# Provided data start

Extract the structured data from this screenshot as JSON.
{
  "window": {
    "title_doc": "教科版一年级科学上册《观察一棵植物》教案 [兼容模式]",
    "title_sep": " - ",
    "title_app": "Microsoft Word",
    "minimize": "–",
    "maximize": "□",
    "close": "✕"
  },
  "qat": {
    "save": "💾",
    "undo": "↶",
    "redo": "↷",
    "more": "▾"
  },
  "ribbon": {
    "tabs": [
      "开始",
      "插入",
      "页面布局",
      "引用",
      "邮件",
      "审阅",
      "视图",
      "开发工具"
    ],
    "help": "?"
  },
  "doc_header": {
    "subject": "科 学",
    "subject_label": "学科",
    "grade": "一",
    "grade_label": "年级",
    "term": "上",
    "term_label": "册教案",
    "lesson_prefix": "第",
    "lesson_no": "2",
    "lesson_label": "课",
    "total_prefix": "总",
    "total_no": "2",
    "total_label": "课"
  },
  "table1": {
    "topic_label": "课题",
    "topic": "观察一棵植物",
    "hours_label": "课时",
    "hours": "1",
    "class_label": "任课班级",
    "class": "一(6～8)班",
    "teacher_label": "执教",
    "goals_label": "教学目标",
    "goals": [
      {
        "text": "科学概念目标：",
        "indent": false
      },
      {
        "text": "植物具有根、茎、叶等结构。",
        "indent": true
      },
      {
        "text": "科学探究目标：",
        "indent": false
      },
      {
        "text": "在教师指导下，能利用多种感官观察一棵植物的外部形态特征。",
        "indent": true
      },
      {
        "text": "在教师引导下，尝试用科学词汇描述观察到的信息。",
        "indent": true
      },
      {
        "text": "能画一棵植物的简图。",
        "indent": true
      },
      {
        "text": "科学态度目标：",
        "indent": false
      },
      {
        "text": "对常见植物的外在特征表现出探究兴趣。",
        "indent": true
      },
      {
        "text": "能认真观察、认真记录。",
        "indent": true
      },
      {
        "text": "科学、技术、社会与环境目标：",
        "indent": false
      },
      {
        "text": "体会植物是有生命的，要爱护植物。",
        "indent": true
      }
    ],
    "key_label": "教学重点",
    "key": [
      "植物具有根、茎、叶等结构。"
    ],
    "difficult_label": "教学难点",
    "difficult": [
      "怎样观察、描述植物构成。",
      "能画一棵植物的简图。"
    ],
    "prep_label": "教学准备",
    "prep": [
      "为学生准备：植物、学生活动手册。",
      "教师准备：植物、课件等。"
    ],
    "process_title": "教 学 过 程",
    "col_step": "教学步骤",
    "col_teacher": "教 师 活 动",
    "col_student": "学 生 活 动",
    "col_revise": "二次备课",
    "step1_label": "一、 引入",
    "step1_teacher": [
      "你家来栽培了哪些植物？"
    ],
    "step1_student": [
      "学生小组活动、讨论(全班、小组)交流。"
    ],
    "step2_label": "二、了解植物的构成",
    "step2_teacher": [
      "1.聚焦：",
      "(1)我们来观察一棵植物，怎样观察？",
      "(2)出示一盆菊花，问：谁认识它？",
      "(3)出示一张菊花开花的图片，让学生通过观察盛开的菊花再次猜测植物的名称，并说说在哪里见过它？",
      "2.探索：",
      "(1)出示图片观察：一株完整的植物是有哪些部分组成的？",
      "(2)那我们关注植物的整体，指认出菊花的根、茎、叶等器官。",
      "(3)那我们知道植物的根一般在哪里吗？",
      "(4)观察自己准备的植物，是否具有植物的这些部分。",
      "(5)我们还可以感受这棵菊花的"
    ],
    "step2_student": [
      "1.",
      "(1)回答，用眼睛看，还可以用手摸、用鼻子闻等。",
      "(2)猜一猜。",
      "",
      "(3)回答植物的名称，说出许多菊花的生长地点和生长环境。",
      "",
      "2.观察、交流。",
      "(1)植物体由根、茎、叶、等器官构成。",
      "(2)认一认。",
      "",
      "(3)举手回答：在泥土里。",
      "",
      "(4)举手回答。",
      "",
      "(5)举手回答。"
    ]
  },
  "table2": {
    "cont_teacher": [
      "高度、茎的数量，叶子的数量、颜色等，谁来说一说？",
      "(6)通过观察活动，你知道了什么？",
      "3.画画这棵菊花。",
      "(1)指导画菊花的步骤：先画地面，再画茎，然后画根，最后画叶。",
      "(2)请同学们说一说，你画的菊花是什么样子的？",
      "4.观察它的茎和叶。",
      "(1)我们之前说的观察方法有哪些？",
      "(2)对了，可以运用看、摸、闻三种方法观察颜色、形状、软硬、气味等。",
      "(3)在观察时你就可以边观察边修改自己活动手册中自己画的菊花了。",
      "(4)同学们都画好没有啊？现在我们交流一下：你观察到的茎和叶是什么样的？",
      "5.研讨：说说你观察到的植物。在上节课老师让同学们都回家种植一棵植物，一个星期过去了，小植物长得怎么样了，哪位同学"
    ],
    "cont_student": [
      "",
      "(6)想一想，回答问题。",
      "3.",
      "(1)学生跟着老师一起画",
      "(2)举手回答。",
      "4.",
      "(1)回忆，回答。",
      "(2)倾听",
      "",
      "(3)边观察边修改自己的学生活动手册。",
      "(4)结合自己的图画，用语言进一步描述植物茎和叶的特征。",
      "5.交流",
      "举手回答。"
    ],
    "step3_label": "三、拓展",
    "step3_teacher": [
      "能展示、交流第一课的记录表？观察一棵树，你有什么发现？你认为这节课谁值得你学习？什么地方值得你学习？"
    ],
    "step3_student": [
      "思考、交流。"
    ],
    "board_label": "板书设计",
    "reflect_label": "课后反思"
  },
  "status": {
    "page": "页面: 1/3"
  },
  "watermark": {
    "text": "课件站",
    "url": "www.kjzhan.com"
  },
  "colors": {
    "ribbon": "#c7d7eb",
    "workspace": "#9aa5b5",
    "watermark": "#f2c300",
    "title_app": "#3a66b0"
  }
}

# Provided data end

Aim:
Using the material above, print every entry exactly as written.

Answer to this problem:
Extract the structured data from this screenshot as JSON.
{
  "window": {
    "title_doc": "教科版一年级科学上册《观察一棵植物》教案 [兼容模式]",
    "title_sep": " - ",
    "title_app": "Microsoft Word",
    "minimize": "–",
    "maximize": "□",
    "close": "✕"
  },
  "qat": {
    "save": "💾",
    "undo": "↶",
    "redo": "↷",
    "more": "▾"
  },
  "ribbon": {
    "tabs": [
      "开始",
      "插入",
      "页面布局",
      "引用",
      "邮件",
      "审阅",
      "视图",
      "开发工具"
    ],
    "help": "?"
  },
  "doc_header": {
    "subject": "科 学",
    "subject_label": "学科",
    "grade": "一",
    "grade_label": "年级",
    "term": "上",
    "term_label": "册教案",
    "lesson_prefix": "第",
    "lesson_no": "2",
    "lesson_label": "课",
    "total_prefix": "总",
    "total_no": "2",
    "total_label": "课"
  },
  "table1": {
    "topic_label": "课题",
    "topic": "观察一棵植物",
    "hours_label": "课时",
    "hours": "1",
    "class_label": "任课班级",
    "class": "一(6～8)班",
    "teacher_label": "执教",
    "goals_label": "教学目标",
    "goals": [
      {
        "text": "科学概念目标：",
        "indent": false
      },
      {
        "text": "植物具有根、茎、叶等结构。",
        "indent": true
      },
      {
        "text": "科学探究目标：",
        "indent": false
      },
      {
        "text": "在教师指导下，能利用多种感官观察一棵植物的外部形态特征。",
        "indent": true
      },
      {
        "text": "在教师引导下，尝试用科学词汇描述观察到的信息。",
        "indent": true
      },
      {
        "text": "能画一棵植物的简图。",
        "indent": true
      },
      {
        "text": "科学态度目标：",
        "indent": false
      },
      {
        "text": "对常见植物的外在特征表现出探究兴趣。",
        "indent": true
      },
      {
        "text": "能认真观察、认真记录。",
        "indent": true
      },
      {
        "text": "科学、技术、社会与环境目标：",
        "indent": false
      },
      {
        "text": "体会植物是有生命的，要爱护植物。",
        "indent": true
      }
    ],
    "key_label": "教学重点",
    "key": [
      "植物具有根、茎、叶等结构。"
    ],
    "difficult_label": "教学难点",
    "difficult": [
      "怎样观察、描述植物构成。",
      "能画一棵植物的简图。"
    ],
    "prep_label": "教学准备",
    "prep": [
      "为学生准备：植物、学生活动手册。",
      "教师准备：植物、课件等。"
    ],
    "process_title": "教 学 过 程",
    "col_step": "教学步骤",
    "col_teacher": "教 师 活 动",
    "col_student": "学 生 活 动",
    "col_revise": "二次备课",
    "step1_label": "一、 引入",
    "step1_teacher": [
      "你家来栽培了哪些植物？"
    ],
    "step1_student": [
      "学生小组活动、讨论(全班、小组)交流。"
    ],
    "step2_label": "二、了解植物的构成",
    "step2_teacher": [
      "1.聚焦：",
      "(1)我们来观察一棵植物，怎样观察？",
      "(2)出示一盆菊花，问：谁认识它？",
      "(3)出示一张菊花开花的图片，让学生通过观察盛开的菊花再次猜测植物的名称，并说说在哪里见过它？",
      "2.探索：",
      "(1)出示图片观察：一株完整的植物是有哪些部分组成的？",
      "(2)那我们关注植物的整体，指认出菊花的根、茎、叶等器官。",
      "(3)那我们知道植物的根一般在哪里吗？",
      "(4)观察自己准备的植物，是否具有植物的这些部分。",
      "(5)我们还可以感受这棵菊花的"
    ],
    "step2_student": [
      "1.",
      "(1)回答，用眼睛看，还可以用手摸、用鼻子闻等。",
      "(2)猜一猜。",
      "",
      "(3)回答植物的名称，说出许多菊花的生长地点和生长环境。",
      "",
      "2.观察、交流。",
      "(1)植物体由根、茎、叶、等器官构成。",
      "(2)认一认。",
      "",
      "(3)举手回答：在泥土里。",
      "",
      "(4)举手回答。",
      "",
      "(5)举手回答。"
    ]
  },
  "table2": {
    "cont_teacher": [
      "高度、茎的数量，叶子的数量、颜色等，谁来说一说？",
      "(6)通过观察活动，你知道了什么？",
      "3.画画这棵菊花。",
      "(1)指导画菊花的步骤：先画地面，再画茎，然后画根，最后画叶。",
      "(2)请同学们说一说，你画的菊花是什么样子的？",
      "4.观察它的茎和叶。",
      "(1)我们之前说的观察方法有哪些？",
      "(2)对了，可以运用看、摸、闻三种方法观察颜色、形状、软硬、气味等。",
      "(3)在观察时你就可以边观察边修改自己活动手册中自己画的菊花了。",
      "(4)同学们都画好没有啊？现在我们交流一下：你观察到的茎和叶是什么样的？",
      "5.研讨：说说你观察到的植物。在上节课老师让同学们都回家种植一棵植物，一个星期过去了，小植物长得怎么样了，哪位同学"
    ],
    "cont_student": [
      "",
      "(6)想一想，回答问题。",
      "3.",
      "(1)学生跟着老师一起画",
      "(2)举手回答。",
      "4.",
      "(1)回忆，回答。",
      "(2)倾听",
      "",
      "(3)边观察边修改自己的学生活动手册。",
      "(4)结合自己的图画，用语言进一步描述植物茎和叶的特征。",
      "5.交流",
      "举手回答。"
    ],
    "step3_label": "三、拓展",
    "step3_teacher": [
      "能展示、交流第一课的记录表？观察一棵树，你有什么发现？你认为这节课谁值得你学习？什么地方值得你学习？"
    ],
    "step3_student": [
      "思考、交流。"
    ],
    "board_label": "板书设计",
    "reflect_label": "课后反思"
  },
  "status": {
    "page": "页面: 1/3"
  },
  "watermark": {
    "text": "课件站",
    "url": "www.kjzhan.com"
  },
  "colors": {
    "ribbon": "#c7d7eb",
    "workspace": "#9aa5b5",
    "watermark": "#f2c300",
    "title_app": "#3a66b0"
  }
}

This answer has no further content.